▶ [Problem requirements]
Write out each entry again. Keep every word exactly as it is.

▶ [Data for this task]

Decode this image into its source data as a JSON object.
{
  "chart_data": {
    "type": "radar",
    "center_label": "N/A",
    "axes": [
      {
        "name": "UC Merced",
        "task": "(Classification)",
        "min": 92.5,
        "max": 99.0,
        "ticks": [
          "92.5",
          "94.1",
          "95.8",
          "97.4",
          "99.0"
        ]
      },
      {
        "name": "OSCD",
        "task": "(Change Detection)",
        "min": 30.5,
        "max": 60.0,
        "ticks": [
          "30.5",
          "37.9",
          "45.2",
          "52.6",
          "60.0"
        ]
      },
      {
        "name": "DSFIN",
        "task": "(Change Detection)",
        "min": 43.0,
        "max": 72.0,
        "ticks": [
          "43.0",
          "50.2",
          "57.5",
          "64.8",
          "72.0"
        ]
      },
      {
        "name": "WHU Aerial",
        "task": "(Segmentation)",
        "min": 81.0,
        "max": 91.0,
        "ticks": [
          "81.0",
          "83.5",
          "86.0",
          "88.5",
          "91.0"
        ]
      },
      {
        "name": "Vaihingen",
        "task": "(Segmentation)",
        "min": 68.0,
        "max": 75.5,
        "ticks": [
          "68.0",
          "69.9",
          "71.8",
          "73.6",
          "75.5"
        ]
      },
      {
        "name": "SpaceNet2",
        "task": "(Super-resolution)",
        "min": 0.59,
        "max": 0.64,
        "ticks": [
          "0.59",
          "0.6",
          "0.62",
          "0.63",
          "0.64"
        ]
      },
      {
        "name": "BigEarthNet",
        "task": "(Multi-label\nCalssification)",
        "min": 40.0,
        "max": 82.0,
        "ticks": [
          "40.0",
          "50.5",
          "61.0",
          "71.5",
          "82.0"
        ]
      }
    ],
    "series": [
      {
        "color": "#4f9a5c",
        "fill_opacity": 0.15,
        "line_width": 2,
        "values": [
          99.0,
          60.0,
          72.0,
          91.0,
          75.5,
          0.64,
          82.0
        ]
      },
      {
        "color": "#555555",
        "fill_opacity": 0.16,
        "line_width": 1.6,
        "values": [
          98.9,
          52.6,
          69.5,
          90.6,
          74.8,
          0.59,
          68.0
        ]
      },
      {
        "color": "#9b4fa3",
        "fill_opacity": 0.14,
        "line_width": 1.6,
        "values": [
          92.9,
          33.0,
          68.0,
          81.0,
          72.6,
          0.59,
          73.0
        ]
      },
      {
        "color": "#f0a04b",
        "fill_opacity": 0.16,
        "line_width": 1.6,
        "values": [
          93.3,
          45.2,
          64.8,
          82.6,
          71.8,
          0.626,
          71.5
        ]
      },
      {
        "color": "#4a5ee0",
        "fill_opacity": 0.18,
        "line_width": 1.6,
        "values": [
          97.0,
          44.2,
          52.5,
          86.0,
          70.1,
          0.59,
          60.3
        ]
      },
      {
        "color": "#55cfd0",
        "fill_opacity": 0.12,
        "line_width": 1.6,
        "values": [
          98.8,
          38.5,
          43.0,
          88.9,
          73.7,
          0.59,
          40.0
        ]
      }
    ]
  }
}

▶ [Answer to the problem]
Decode this image into its source data as a JSON object.
{
  "chart_data": {
    "type": "radar",
    "center_label": "N/A",
    "axes": [
      {
        "name": "UC Merced",
        "task": "(Classification)",
        "min": 92.5,
        "max": 99.0,
        "ticks": [
          "92.5",
          "94.1",
          "95.8",
          "97.4",
          "99.0"
        ]
      },
      {
        "name": "OSCD",
        "task": "(Change Detection)",
        "min": 30.5,
        "max": 60.0,
        "ticks": [
          "30.5",
          "37.9",
          "45.2",
          "52.6",
          "60.0"
        ]
      },
      {
        "name": "DSFIN",
        "task": "(Change Detection)",
        "min": 43.0,
        "max": 72.0,
        "ticks": [
          "43.0",
          "50.2",
          "57.5",
          "64.8",
          "72.0"
        ]
      },
      {
        "name": "WHU Aerial",
        "task": "(Segmentation)",
        "min": 81.0,
        "max": 91.0,
        "ticks": [
          "81.0",
          "83.5",
          "86.0",
          "88.5",
          "91.0"
        ]
      },
      {
        "name": "Vaihingen",
        "task": "(Segmentation)",
        "min": 68.0,
        "max": 75.5,
        "ticks": [
          "68.0",
          "69.9",
          "71.8",
          "73.6",
          "75.5"
        ]
      },
      {
        "name": "SpaceNet2",
        "task": "(Super-resolution)",
        "min": 0.59,
        "max": 0.64,
        "ticks": [
          "0.59",
          "0.6",
          "0.62",
          "0.63",
          "0.64"
        ]
      },
      {
        "name": "BigEarthNet",
        "task": "(Multi-label\nCalssification)",
        "min": 40.0,
        "max": 82.0,
        "ticks": [
          "40.0",
          "50.5",
          "61.0",
          "71.5",
          "82.0"
        ]
      }
    ],
    "series": [
      {
        "color": "#4f9a5c",
        "fill_opacity": 0.15,
        "line_width": 2,
        "values": [
          99.0,
          60.0,
          72.0,
          91.0,
          75.5,
          0.64,
          82.0
        ]
      },
      {
        "color": "#555555",
        "fill_opacity": 0.16,
        "line_width": 1.6,
        "values": [
          98.9,
          52.6,
          69.5,
          90.6,
          74.8,
          0.59,
          68.0
        ]
      },
      {
        "color": "#9b4fa3",
        "fill_opacity": 0.14,
        "line_width": 1.6,
        "values": [
          92.9,
          33.0,
          68.0,
          81.0,
          72.6,
          0.59,
          73.0
        ]
      },
      {
        "color": "#f0a04b",
        "fill_opacity": 0.16,
        "line_width": 1.6,
        "values": [
          93.3,
          45.2,
          64.8,
          82.6,
          71.8,
          0.626,
          71.5
        ]
      },
      {
        "color": "#4a5ee0",
        "fill_opacity": 0.18,
        "line_width": 1.6,
        "values": [
          97.0,
          44.2,
          52.5,
          86.0,
          70.1,
          0.59,
          60.3
        ]
      },
      {
        "color": "#55cfd0",
        "fill_opacity": 0.12,
        "line_width": 1.6,
        "values": [
          98.8,
          38.5,
          43.0,
          88.9,
          73.7,
          0.59,
          40.0
        ]
      }
    ]
  }
}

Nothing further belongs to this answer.